(Extracted data entries)
◆ ◆ ◆ ◆ ◆

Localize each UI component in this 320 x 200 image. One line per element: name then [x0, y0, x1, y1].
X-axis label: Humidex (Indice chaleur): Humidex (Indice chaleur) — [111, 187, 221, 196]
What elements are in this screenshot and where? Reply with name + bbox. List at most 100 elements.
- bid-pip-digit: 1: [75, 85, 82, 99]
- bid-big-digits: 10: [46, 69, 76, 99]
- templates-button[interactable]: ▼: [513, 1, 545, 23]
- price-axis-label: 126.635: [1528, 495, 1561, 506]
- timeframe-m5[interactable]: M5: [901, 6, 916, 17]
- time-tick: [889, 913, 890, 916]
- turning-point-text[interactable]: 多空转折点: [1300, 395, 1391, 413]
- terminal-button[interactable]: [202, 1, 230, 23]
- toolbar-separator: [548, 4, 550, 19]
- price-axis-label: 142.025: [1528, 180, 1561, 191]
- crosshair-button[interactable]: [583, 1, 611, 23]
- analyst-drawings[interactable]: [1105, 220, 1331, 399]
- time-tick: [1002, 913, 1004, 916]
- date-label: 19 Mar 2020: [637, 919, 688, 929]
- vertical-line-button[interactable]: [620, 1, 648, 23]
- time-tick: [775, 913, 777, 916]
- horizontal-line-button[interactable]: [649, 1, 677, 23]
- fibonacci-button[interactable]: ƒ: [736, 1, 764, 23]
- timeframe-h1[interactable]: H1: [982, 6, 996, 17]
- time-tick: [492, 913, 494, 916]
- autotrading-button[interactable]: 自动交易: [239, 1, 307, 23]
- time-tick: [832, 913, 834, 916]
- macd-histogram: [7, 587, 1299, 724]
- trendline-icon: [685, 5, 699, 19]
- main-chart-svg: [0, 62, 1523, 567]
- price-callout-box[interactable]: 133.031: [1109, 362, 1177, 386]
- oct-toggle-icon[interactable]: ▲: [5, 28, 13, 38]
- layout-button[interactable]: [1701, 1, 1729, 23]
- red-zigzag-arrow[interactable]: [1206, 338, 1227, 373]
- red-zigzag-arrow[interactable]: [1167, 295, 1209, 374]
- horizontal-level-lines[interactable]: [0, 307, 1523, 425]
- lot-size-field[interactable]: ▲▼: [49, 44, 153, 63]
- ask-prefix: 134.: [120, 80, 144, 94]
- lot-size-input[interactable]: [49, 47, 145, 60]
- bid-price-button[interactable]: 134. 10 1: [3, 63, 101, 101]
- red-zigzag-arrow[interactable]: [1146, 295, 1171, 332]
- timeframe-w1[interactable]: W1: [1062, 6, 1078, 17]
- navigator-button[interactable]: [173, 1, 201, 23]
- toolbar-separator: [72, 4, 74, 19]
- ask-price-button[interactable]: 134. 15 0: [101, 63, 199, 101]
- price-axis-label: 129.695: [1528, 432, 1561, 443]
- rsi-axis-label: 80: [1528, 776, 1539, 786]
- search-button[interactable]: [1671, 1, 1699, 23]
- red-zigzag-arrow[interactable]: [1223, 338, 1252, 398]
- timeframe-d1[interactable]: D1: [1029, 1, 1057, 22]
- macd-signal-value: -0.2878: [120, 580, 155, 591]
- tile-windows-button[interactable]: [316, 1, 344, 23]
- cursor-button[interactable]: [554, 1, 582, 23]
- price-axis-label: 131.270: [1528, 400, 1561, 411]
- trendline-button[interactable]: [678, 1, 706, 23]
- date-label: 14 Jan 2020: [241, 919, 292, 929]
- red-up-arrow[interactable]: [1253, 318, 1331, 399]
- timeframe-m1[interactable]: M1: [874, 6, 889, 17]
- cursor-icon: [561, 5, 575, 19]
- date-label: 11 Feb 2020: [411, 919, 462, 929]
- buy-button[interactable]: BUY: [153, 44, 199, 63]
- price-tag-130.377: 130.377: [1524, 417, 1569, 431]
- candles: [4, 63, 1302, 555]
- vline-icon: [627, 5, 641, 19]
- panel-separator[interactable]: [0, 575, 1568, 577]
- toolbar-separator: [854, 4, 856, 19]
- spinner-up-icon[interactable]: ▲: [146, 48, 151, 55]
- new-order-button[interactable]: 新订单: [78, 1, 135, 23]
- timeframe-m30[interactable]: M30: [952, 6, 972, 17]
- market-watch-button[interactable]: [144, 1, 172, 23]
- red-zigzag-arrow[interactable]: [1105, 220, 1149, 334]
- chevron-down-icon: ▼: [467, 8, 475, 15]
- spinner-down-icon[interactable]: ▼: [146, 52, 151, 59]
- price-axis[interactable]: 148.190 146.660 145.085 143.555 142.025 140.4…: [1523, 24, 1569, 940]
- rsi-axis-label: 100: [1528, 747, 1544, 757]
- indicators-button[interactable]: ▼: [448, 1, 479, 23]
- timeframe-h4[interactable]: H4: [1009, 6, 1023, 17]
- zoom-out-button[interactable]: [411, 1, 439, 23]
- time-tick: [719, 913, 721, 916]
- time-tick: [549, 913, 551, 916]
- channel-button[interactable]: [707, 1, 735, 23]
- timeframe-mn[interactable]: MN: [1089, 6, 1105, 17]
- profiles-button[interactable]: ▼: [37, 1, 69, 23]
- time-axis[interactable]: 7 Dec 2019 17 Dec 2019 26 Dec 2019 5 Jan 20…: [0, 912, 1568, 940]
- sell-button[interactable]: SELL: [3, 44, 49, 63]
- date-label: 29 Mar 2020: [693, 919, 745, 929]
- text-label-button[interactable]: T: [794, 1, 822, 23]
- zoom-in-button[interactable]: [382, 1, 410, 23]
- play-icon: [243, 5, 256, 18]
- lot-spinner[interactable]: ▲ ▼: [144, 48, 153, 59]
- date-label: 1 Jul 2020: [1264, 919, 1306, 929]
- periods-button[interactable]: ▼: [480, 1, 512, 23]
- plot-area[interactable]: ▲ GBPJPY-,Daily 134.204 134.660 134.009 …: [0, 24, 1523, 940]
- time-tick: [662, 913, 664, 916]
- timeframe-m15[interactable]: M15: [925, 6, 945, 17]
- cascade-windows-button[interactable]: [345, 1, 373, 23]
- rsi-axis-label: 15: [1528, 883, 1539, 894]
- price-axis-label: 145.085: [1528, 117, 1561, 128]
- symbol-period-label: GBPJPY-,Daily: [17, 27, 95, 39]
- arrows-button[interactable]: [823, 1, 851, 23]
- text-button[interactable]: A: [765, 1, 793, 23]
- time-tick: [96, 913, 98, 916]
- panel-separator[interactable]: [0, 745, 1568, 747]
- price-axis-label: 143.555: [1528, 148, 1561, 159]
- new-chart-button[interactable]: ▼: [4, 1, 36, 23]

◆ ◆ ◆ ◆ ◆

Reproduce all of the records above word for word, changing nothing.

Worked solution -
Localize each UI component in this 320 x 200 image. One line per element: name then [x0, y0, x1, y1].
X-axis label: Humidex (Indice chaleur): Humidex (Indice chaleur) — [111, 187, 221, 196]
What elements are in this screenshot and where? Reply with name + bbox. List at most 100 elements.
- bid-pip-digit: 1: [75, 85, 82, 99]
- bid-big-digits: 10: [46, 69, 76, 99]
- templates-button[interactable]: ▼: [513, 1, 545, 23]
- price-axis-label: 126.635: [1528, 495, 1561, 506]
- timeframe-m5[interactable]: M5: [901, 6, 916, 17]
- time-tick: [889, 913, 890, 916]
- turning-point-text[interactable]: 多空转折点: [1300, 395, 1391, 413]
- terminal-button[interactable]: [202, 1, 230, 23]
- toolbar-separator: [548, 4, 550, 19]
- price-axis-label: 142.025: [1528, 180, 1561, 191]
- crosshair-button[interactable]: [583, 1, 611, 23]
- analyst-drawings[interactable]: [1105, 220, 1331, 399]
- time-tick: [1002, 913, 1004, 916]
- date-label: 19 Mar 2020: [637, 919, 688, 929]
- vertical-line-button[interactable]: [620, 1, 648, 23]
- time-tick: [775, 913, 777, 916]
- horizontal-line-button[interactable]: [649, 1, 677, 23]
- fibonacci-button[interactable]: ƒ: [736, 1, 764, 23]
- timeframe-h1[interactable]: H1: [982, 6, 996, 17]
- time-tick: [492, 913, 494, 916]
- autotrading-button[interactable]: 自动交易: [239, 1, 307, 23]
- time-tick: [832, 913, 834, 916]
- macd-histogram: [7, 587, 1299, 724]
- trendline-icon: [685, 5, 699, 19]
- main-chart-svg: [0, 62, 1523, 567]
- price-callout-box[interactable]: 133.031: [1109, 362, 1177, 386]
- oct-toggle-icon[interactable]: ▲: [5, 28, 13, 38]
- layout-button[interactable]: [1701, 1, 1729, 23]
- red-zigzag-arrow[interactable]: [1206, 338, 1227, 373]
- red-zigzag-arrow[interactable]: [1167, 295, 1209, 374]
- horizontal-level-lines[interactable]: [0, 307, 1523, 425]
- lot-size-field[interactable]: ▲▼: [49, 44, 153, 63]
- ask-prefix: 134.: [120, 80, 144, 94]
- lot-size-input[interactable]: [49, 47, 145, 60]
- bid-price-button[interactable]: 134. 10 1: [3, 63, 101, 101]
- red-zigzag-arrow[interactable]: [1146, 295, 1171, 332]
- timeframe-w1[interactable]: W1: [1062, 6, 1078, 17]
- navigator-button[interactable]: [173, 1, 201, 23]
- toolbar-separator: [72, 4, 74, 19]
- ask-price-button[interactable]: 134. 15 0: [101, 63, 199, 101]
- price-axis-label: 129.695: [1528, 432, 1561, 443]
- rsi-axis-label: 80: [1528, 776, 1539, 786]
- search-button[interactable]: [1671, 1, 1699, 23]
- red-zigzag-arrow[interactable]: [1223, 338, 1252, 398]
- timeframe-d1[interactable]: D1: [1029, 1, 1057, 22]
- macd-signal-value: -0.2878: [120, 580, 155, 591]
- tile-windows-button[interactable]: [316, 1, 344, 23]
- cursor-button[interactable]: [554, 1, 582, 23]
- price-axis-label: 131.270: [1528, 400, 1561, 411]
- trendline-button[interactable]: [678, 1, 706, 23]
- date-label: 14 Jan 2020: [241, 919, 292, 929]
- red-up-arrow[interactable]: [1253, 318, 1331, 399]
- timeframe-m1[interactable]: M1: [874, 6, 889, 17]
- cursor-icon: [561, 5, 575, 19]
- date-label: 11 Feb 2020: [411, 919, 462, 929]
- buy-button[interactable]: BUY: [153, 44, 199, 63]
- price-tag-130.377: 130.377: [1524, 417, 1569, 431]
- candles: [4, 63, 1302, 555]
- vline-icon: [627, 5, 641, 19]
- panel-separator[interactable]: [0, 575, 1568, 577]
- toolbar-separator: [854, 4, 856, 19]
- spinner-up-icon[interactable]: ▲: [146, 48, 151, 55]
- new-order-button[interactable]: 新订单: [78, 1, 135, 23]
- timeframe-m30[interactable]: M30: [952, 6, 972, 17]
- market-watch-button[interactable]: [144, 1, 172, 23]
- red-zigzag-arrow[interactable]: [1105, 220, 1149, 334]
- chevron-down-icon: ▼: [467, 8, 475, 15]
- spinner-down-icon[interactable]: ▼: [146, 52, 151, 59]
- price-axis[interactable]: 148.190 146.660 145.085 143.555 142.025 140.4…: [1523, 24, 1569, 940]
- rsi-axis-label: 100: [1528, 747, 1544, 757]
- indicators-button[interactable]: ▼: [448, 1, 479, 23]
- timeframe-h4[interactable]: H4: [1009, 6, 1023, 17]
- zoom-out-button[interactable]: [411, 1, 439, 23]
- time-tick: [719, 913, 721, 916]
- time-tick: [549, 913, 551, 916]
- channel-button[interactable]: [707, 1, 735, 23]
- timeframe-mn[interactable]: MN: [1089, 6, 1105, 17]
- profiles-button[interactable]: ▼: [37, 1, 69, 23]
- time-axis[interactable]: 7 Dec 2019 17 Dec 2019 26 Dec 2019 5 Jan 20…: [0, 912, 1568, 940]
- sell-button[interactable]: SELL: [3, 44, 49, 63]
- date-label: 29 Mar 2020: [693, 919, 745, 929]
- text-label-button[interactable]: T: [794, 1, 822, 23]
- zoom-in-button[interactable]: [382, 1, 410, 23]
- play-icon: [243, 5, 256, 18]
- lot-spinner[interactable]: ▲ ▼: [144, 48, 153, 59]
- date-label: 1 Jul 2020: [1264, 919, 1306, 929]
- periods-button[interactable]: ▼: [480, 1, 512, 23]
- plot-area[interactable]: ▲ GBPJPY-,Daily 134.204 134.660 134.009 …: [0, 24, 1523, 940]
- time-tick: [662, 913, 664, 916]
- timeframe-m15[interactable]: M15: [925, 6, 945, 17]
- cascade-windows-button[interactable]: [345, 1, 373, 23]
- rsi-axis-label: 15: [1528, 883, 1539, 894]
- price-axis-label: 145.085: [1528, 117, 1561, 128]
- symbol-period-label: GBPJPY-,Daily: [17, 27, 95, 39]
- arrows-button[interactable]: [823, 1, 851, 23]
- text-button[interactable]: A: [765, 1, 793, 23]
- time-tick: [96, 913, 98, 916]
- panel-separator[interactable]: [0, 745, 1568, 747]
- price-axis-label: 143.555: [1528, 148, 1561, 159]
- new-chart-button[interactable]: ▼: [4, 1, 36, 23]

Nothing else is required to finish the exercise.